[Records that describe figures]
>>
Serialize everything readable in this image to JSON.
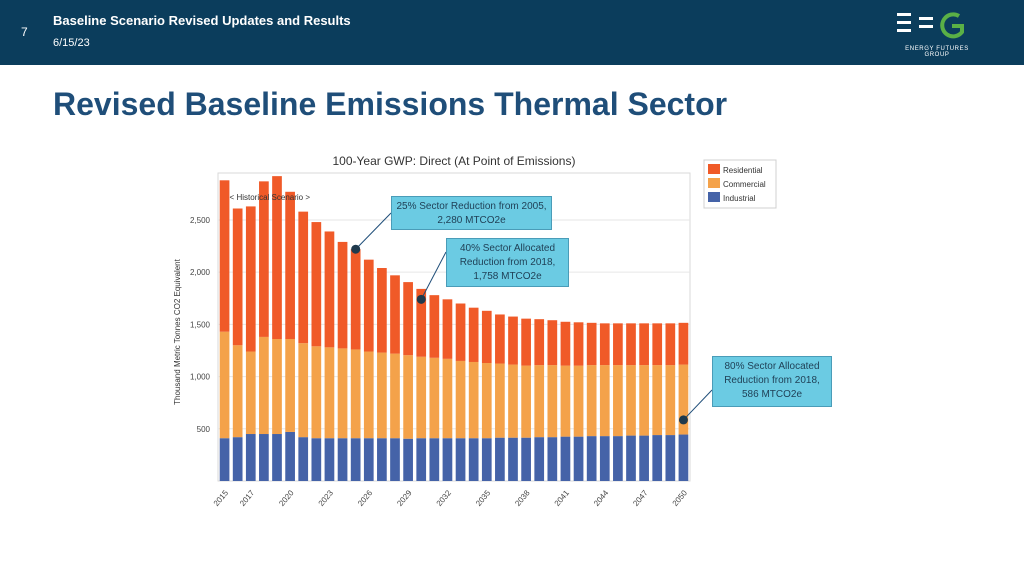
{
  "header": {
    "slide_number": "7",
    "title": "Baseline Scenario Revised Updates and Results",
    "date": "6/15/23",
    "logo_text": "ENERGY FUTURES GROUP"
  },
  "page_title": "Revised Baseline Emissions Thermal Sector",
  "colors": {
    "header_bg": "#0b3d5c",
    "title": "#1f4e79",
    "residential": "#f05a28",
    "commercial": "#f4a24a",
    "industrial": "#4563a8",
    "callout": "#6bcbe3",
    "logo_green": "#5ab046"
  },
  "callouts": {
    "c1": "25% Sector Reduction from 2005, 2,280 MTCO2e",
    "c2": "40% Sector Allocated Reduction from 2018, 1,758 MTCO2e",
    "c3": "80% Sector Allocated Reduction from 2018, 586 MTCO2e"
  },
  "chart_data": {
    "type": "bar",
    "stacked": true,
    "title": "100-Year GWP: Direct (At Point of Emissions)",
    "xlabel": "",
    "ylabel": "Thousand Metric Tonnes CO2 Equivalent",
    "ylim": [
      0,
      2950
    ],
    "yticks": [
      500,
      1000,
      1500,
      2000,
      2500
    ],
    "ytick_labels": [
      "500",
      "1,000",
      "1,500",
      "2,000",
      "2,500"
    ],
    "categories": [
      "2015",
      "2016",
      "2017",
      "2018",
      "2019",
      "2020",
      "2021",
      "2022",
      "2023",
      "2024",
      "2025",
      "2026",
      "2027",
      "2028",
      "2029",
      "2030",
      "2031",
      "2032",
      "2033",
      "2034",
      "2035",
      "2036",
      "2037",
      "2038",
      "2039",
      "2040",
      "2041",
      "2042",
      "2043",
      "2044",
      "2045",
      "2046",
      "2047",
      "2048",
      "2049",
      "2050"
    ],
    "xtick_labels": [
      "2015",
      "2017",
      "2020",
      "2023",
      "2026",
      "2029",
      "2032",
      "2035",
      "2038",
      "2041",
      "2044",
      "2047",
      "2050"
    ],
    "annotation": "< Historical   Scenario >",
    "legend": [
      "Residential",
      "Commercial",
      "Industrial"
    ],
    "legend_position": "top-right",
    "series": [
      {
        "name": "Industrial",
        "values": [
          410,
          420,
          450,
          450,
          450,
          470,
          420,
          410,
          410,
          410,
          410,
          410,
          410,
          410,
          405,
          410,
          410,
          410,
          410,
          410,
          410,
          415,
          415,
          415,
          420,
          420,
          425,
          425,
          430,
          430,
          430,
          435,
          435,
          440,
          440,
          445
        ]
      },
      {
        "name": "Commercial",
        "values": [
          1020,
          880,
          790,
          930,
          910,
          890,
          900,
          880,
          870,
          860,
          850,
          830,
          820,
          810,
          800,
          780,
          770,
          760,
          740,
          730,
          720,
          710,
          700,
          690,
          690,
          690,
          680,
          680,
          680,
          680,
          680,
          675,
          675,
          670,
          670,
          670
        ]
      },
      {
        "name": "Residential",
        "values": [
          1450,
          1310,
          1390,
          1490,
          1560,
          1410,
          1260,
          1190,
          1110,
          1020,
          960,
          880,
          810,
          750,
          700,
          650,
          600,
          570,
          550,
          520,
          500,
          470,
          460,
          450,
          440,
          430,
          420,
          415,
          405,
          400,
          400,
          400,
          400,
          400,
          400,
          400
        ]
      }
    ],
    "markers": [
      {
        "year": "2025",
        "value": 2220
      },
      {
        "year": "2030",
        "value": 1740
      },
      {
        "year": "2050",
        "value": 585
      }
    ]
  }
}
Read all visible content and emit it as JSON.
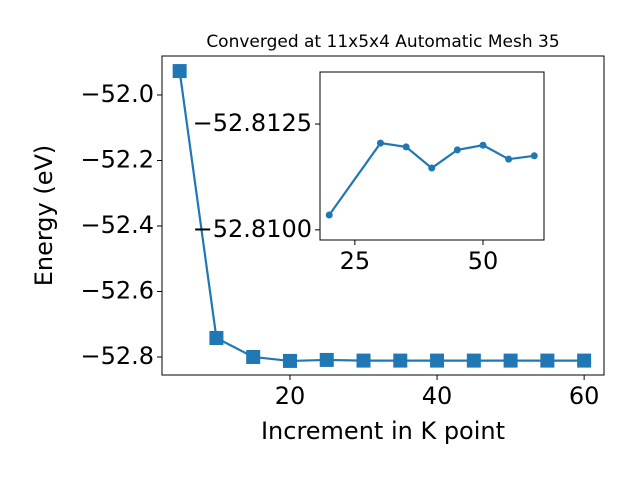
{
  "chart_data": [
    {
      "type": "line",
      "title": "Converged at 11x5x4 Automatic Mesh 35",
      "x_label": "Increment in K point",
      "y_label": "Energy (eV)",
      "x": [
        5,
        10,
        15,
        20,
        25,
        30,
        35,
        40,
        45,
        50,
        55,
        60
      ],
      "series": [
        {
          "color": "#1f77b4",
          "marker": "square",
          "values": [
            -51.927,
            -52.742,
            -52.8,
            -52.812,
            -52.809,
            -52.811,
            -52.811,
            -52.811,
            -52.811,
            -52.811,
            -52.811,
            -52.811
          ]
        }
      ],
      "xlim": [
        2.6,
        62.7
      ],
      "ylim": [
        -52.855,
        -51.881
      ],
      "xticks": [
        20,
        40,
        60
      ],
      "yticks": [
        {
          "value": -52.0,
          "label": "−52.0"
        },
        {
          "value": -52.2,
          "label": "−52.2"
        },
        {
          "value": -52.4,
          "label": "−52.4"
        },
        {
          "value": -52.6,
          "label": "−52.6"
        },
        {
          "value": -52.8,
          "label": "−52.8"
        }
      ]
    },
    {
      "type": "line",
      "x": [
        20,
        30,
        35,
        40,
        45,
        50,
        55,
        60
      ],
      "series": [
        {
          "color": "#1f77b4",
          "marker": "circle",
          "values": [
            -52.81035,
            -52.81205,
            -52.81196,
            -52.81146,
            -52.81189,
            -52.812,
            -52.81167,
            -52.81175
          ]
        }
      ],
      "xlim": [
        18.2,
        61.9
      ],
      "ylim": [
        -52.80976,
        -52.81373
      ],
      "xticks": [
        25,
        50
      ],
      "yticks": [
        {
          "value": -52.8125,
          "label": "−52.8125"
        },
        {
          "value": -52.81,
          "label": "−52.8100"
        }
      ]
    }
  ]
}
<<
What to produce =>
Print the entries above exactly, taking out only the pictures.

Response to the task =>
Serialize everything readable in this image to JSON.
{
  "header": {
    "slide_number": "7",
    "title": "Baseline Scenario Revised Updates and Results",
    "date": "6/15/23",
    "logo_text": "ENERGY FUTURES GROUP"
  },
  "page_title": "Revised Baseline Emissions Thermal Sector",
  "colors": {
    "header_bg": "#0b3d5c",
    "title": "#1f4e79",
    "residential": "#f05a28",
    "commercial": "#f4a24a",
    "industrial": "#4563a8",
    "callout": "#6bcbe3",
    "logo_green": "#5ab046"
  },
  "callouts": {
    "c1": "25% Sector Reduction from 2005, 2,280 MTCO2e",
    "c2": "40% Sector Allocated Reduction from 2018, 1,758 MTCO2e",
    "c3": "80% Sector Allocated Reduction from 2018, 586 MTCO2e"
  },
  "chart_data": {
    "type": "bar",
    "stacked": true,
    "title": "100-Year GWP: Direct (At Point of Emissions)",
    "xlabel": "",
    "ylabel": "Thousand Metric Tonnes CO2 Equivalent",
    "ylim": [
      0,
      2950
    ],
    "yticks": [
      500,
      1000,
      1500,
      2000,
      2500
    ],
    "ytick_labels": [
      "500",
      "1,000",
      "1,500",
      "2,000",
      "2,500"
    ],
    "categories": [
      "2015",
      "2016",
      "2017",
      "2018",
      "2019",
      "2020",
      "2021",
      "2022",
      "2023",
      "2024",
      "2025",
      "2026",
      "2027",
      "2028",
      "2029",
      "2030",
      "2031",
      "2032",
      "2033",
      "2034",
      "2035",
      "2036",
      "2037",
      "2038",
      "2039",
      "2040",
      "2041",
      "2042",
      "2043",
      "2044",
      "2045",
      "2046",
      "2047",
      "2048",
      "2049",
      "2050"
    ],
    "xtick_labels": [
      "2015",
      "2017",
      "2020",
      "2023",
      "2026",
      "2029",
      "2032",
      "2035",
      "2038",
      "2041",
      "2044",
      "2047",
      "2050"
    ],
    "annotation": "< Historical   Scenario >",
    "legend": [
      "Residential",
      "Commercial",
      "Industrial"
    ],
    "legend_position": "top-right",
    "series": [
      {
        "name": "Industrial",
        "values": [
          410,
          420,
          450,
          450,
          450,
          470,
          420,
          410,
          410,
          410,
          410,
          410,
          410,
          410,
          405,
          410,
          410,
          410,
          410,
          410,
          410,
          415,
          415,
          415,
          420,
          420,
          425,
          425,
          430,
          430,
          430,
          435,
          435,
          440,
          440,
          445
        ]
      },
      {
        "name": "Commercial",
        "values": [
          1020,
          880,
          790,
          930,
          910,
          890,
          900,
          880,
          870,
          860,
          850,
          830,
          820,
          810,
          800,
          780,
          770,
          760,
          740,
          730,
          720,
          710,
          700,
          690,
          690,
          690,
          680,
          680,
          680,
          680,
          680,
          675,
          675,
          670,
          670,
          670
        ]
      },
      {
        "name": "Residential",
        "values": [
          1450,
          1310,
          1390,
          1490,
          1560,
          1410,
          1260,
          1190,
          1110,
          1020,
          960,
          880,
          810,
          750,
          700,
          650,
          600,
          570,
          550,
          520,
          500,
          470,
          460,
          450,
          440,
          430,
          420,
          415,
          405,
          400,
          400,
          400,
          400,
          400,
          400,
          400
        ]
      }
    ],
    "markers": [
      {
        "year": "2025",
        "value": 2220
      },
      {
        "year": "2030",
        "value": 1740
      },
      {
        "year": "2050",
        "value": 585
      }
    ]
  }
}
Read all visible content and emit it as JSON.
{
  "chart_data": [
    {
      "type": "line",
      "title": "Converged at 11x5x4 Automatic Mesh 35",
      "x_label": "Increment in K point",
      "y_label": "Energy (eV)",
      "x": [
        5,
        10,
        15,
        20,
        25,
        30,
        35,
        40,
        45,
        50,
        55,
        60
      ],
      "series": [
        {
          "color": "#1f77b4",
          "marker": "square",
          "values": [
            -51.927,
            -52.742,
            -52.8,
            -52.812,
            -52.809,
            -52.811,
            -52.811,
            -52.811,
            -52.811,
            -52.811,
            -52.811,
            -52.811
          ]
        }
      ],
      "xlim": [
        2.6,
        62.7
      ],
      "ylim": [
        -52.855,
        -51.881
      ],
      "xticks": [
        20,
        40,
        60
      ],
      "yticks": [
        {
          "value": -52.0,
          "label": "−52.0"
        },
        {
          "value": -52.2,
          "label": "−52.2"
        },
        {
          "value": -52.4,
          "label": "−52.4"
        },
        {
          "value": -52.6,
          "label": "−52.6"
        },
        {
          "value": -52.8,
          "label": "−52.8"
        }
      ]
    },
    {
      "type": "line",
      "x": [
        20,
        30,
        35,
        40,
        45,
        50,
        55,
        60
      ],
      "series": [
        {
          "color": "#1f77b4",
          "marker": "circle",
          "values": [
            -52.81035,
            -52.81205,
            -52.81196,
            -52.81146,
            -52.81189,
            -52.812,
            -52.81167,
            -52.81175
          ]
        }
      ],
      "xlim": [
        18.2,
        61.9
      ],
      "ylim": [
        -52.80976,
        -52.81373
      ],
      "xticks": [
        25,
        50
      ],
      "yticks": [
        {
          "value": -52.8125,
          "label": "−52.8125"
        },
        {
          "value": -52.81,
          "label": "−52.8100"
        }
      ]
    }
  ]
}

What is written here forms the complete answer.